BEGIN MATERIAL TO PROCESS
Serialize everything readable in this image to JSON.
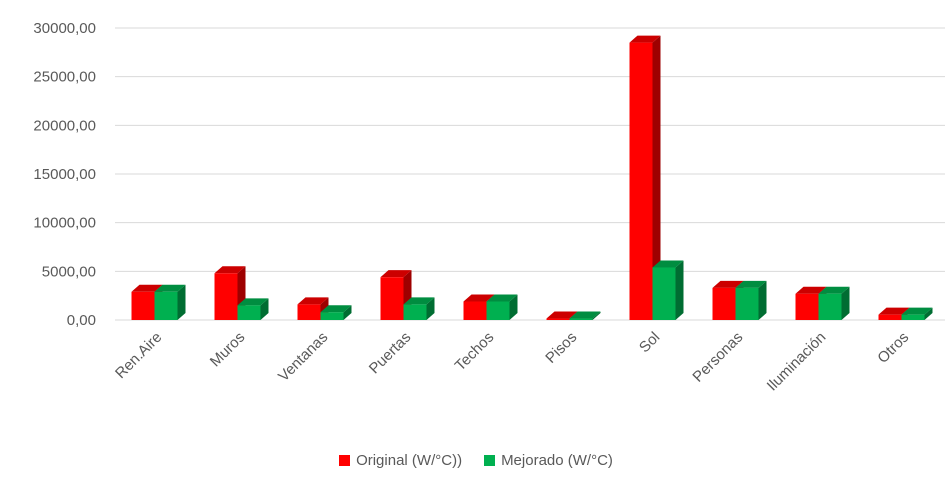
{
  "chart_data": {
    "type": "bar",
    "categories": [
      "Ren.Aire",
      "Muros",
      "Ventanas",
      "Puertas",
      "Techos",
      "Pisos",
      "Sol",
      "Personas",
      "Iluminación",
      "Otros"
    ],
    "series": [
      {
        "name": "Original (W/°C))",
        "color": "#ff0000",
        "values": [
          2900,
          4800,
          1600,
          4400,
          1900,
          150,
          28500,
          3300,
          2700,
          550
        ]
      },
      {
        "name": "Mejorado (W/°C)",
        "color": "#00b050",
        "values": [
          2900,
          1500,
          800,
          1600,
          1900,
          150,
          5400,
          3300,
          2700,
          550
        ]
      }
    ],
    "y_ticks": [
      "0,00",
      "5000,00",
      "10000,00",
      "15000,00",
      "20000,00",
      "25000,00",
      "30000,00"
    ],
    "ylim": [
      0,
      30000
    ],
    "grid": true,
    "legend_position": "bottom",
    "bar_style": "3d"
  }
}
END MATERIAL TO PROCESS
TO DO:
Strip out the images, then output the records above word for word.

IN RESPONSE:
Serialize everything readable in this image to JSON.
{
  "chart_data": {
    "type": "bar",
    "categories": [
      "Ren.Aire",
      "Muros",
      "Ventanas",
      "Puertas",
      "Techos",
      "Pisos",
      "Sol",
      "Personas",
      "Iluminación",
      "Otros"
    ],
    "series": [
      {
        "name": "Original (W/°C))",
        "color": "#ff0000",
        "values": [
          2900,
          4800,
          1600,
          4400,
          1900,
          150,
          28500,
          3300,
          2700,
          550
        ]
      },
      {
        "name": "Mejorado (W/°C)",
        "color": "#00b050",
        "values": [
          2900,
          1500,
          800,
          1600,
          1900,
          150,
          5400,
          3300,
          2700,
          550
        ]
      }
    ],
    "y_ticks": [
      "0,00",
      "5000,00",
      "10000,00",
      "15000,00",
      "20000,00",
      "25000,00",
      "30000,00"
    ],
    "ylim": [
      0,
      30000
    ],
    "grid": true,
    "legend_position": "bottom",
    "bar_style": "3d"
  }
}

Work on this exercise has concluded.